▸ What the exercise asks:
List each line in which the string "same" appears.

>> start Material for this task

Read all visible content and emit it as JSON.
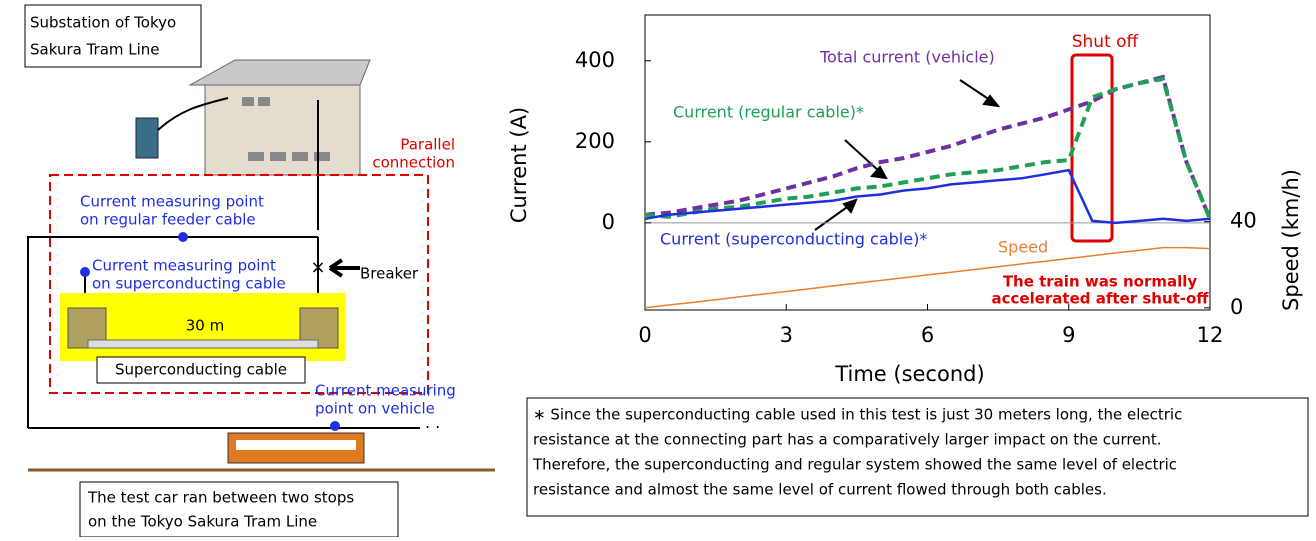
{
  "diagram": {
    "substation": [
      "Substation of Tokyo",
      "Sakura Tram Line"
    ],
    "parallel": [
      "Parallel",
      "connection"
    ],
    "feeder_point": [
      "Current measuring point",
      "on regular feeder cable"
    ],
    "sc_point": [
      "Current measuring point",
      "on superconducting cable"
    ],
    "breaker": "Breaker",
    "length": "30 m",
    "cable": "Superconducting cable",
    "vehicle_point": [
      "Current measuring",
      "point on vehicle"
    ],
    "test_car": [
      "The test car ran between two stops",
      "on the Tokyo Sakura Tram Line"
    ]
  },
  "chart_data": {
    "type": "line",
    "xlabel": "Time (second)",
    "ylabel": "Current (A)",
    "y2label": "Speed (km/h)",
    "x": [
      0,
      0.5,
      1,
      1.5,
      2,
      2.5,
      3,
      3.5,
      4,
      4.5,
      5,
      5.5,
      6,
      6.5,
      7,
      7.5,
      8,
      8.5,
      9,
      9.5,
      10,
      10.5,
      11,
      11.5,
      12
    ],
    "xlim": [
      0,
      12
    ],
    "xticks": [
      0,
      3,
      6,
      9,
      12
    ],
    "ylim": [
      -215,
      513
    ],
    "yticks": [
      0,
      200,
      400
    ],
    "y2lim": [
      -1,
      136
    ],
    "y2ticks": [
      0,
      40
    ],
    "series": [
      {
        "name": "Total current (vehicle)",
        "color": "#7030a0",
        "dashed": true,
        "values": [
          20,
          25,
          35,
          45,
          55,
          70,
          85,
          100,
          115,
          135,
          150,
          160,
          175,
          190,
          210,
          230,
          245,
          260,
          280,
          300,
          330,
          345,
          360,
          150,
          10
        ]
      },
      {
        "name": "Current (regular cable)*",
        "color": "#1fa055",
        "dashed": true,
        "values": [
          20,
          15,
          25,
          35,
          40,
          50,
          60,
          65,
          75,
          85,
          90,
          100,
          110,
          120,
          125,
          130,
          140,
          150,
          155,
          310,
          330,
          345,
          355,
          150,
          10
        ]
      },
      {
        "name": "Current (superconducting cable)*",
        "color": "#1f2fe0",
        "dashed": false,
        "values": [
          10,
          20,
          25,
          30,
          35,
          40,
          45,
          50,
          55,
          65,
          70,
          80,
          85,
          95,
          100,
          105,
          110,
          120,
          130,
          5,
          0,
          5,
          10,
          5,
          10
        ]
      },
      {
        "name": "Speed",
        "color": "#ed7d31",
        "dashed": false,
        "axis": "y2",
        "values": [
          0,
          1.3,
          2.5,
          3.8,
          5.1,
          6.4,
          7.6,
          8.9,
          10.2,
          11.5,
          12.7,
          14,
          15.3,
          16.5,
          17.8,
          19.1,
          20.4,
          21.6,
          22.9,
          24.2,
          25.5,
          26.7,
          28,
          28,
          27.5
        ]
      }
    ],
    "annotations": [
      "Shut off",
      "The train was normally",
      "accelerated after  shut-off"
    ],
    "footnote": [
      "∗ Since the superconducting cable used in this test is just 30 meters long, the electric",
      "resistance at the connecting part has a comparatively larger impact on the  current.",
      "Therefore, the superconducting and regular system showed the same level of electric",
      "resistance and almost the same level of current flowed through both cables."
    ]
  }
}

>> end Material for this task

▸ Result:
      "Therefore, the superconducting and regular system showed the same level of electric",
      "resistance and almost the same level of current flowed through both cables."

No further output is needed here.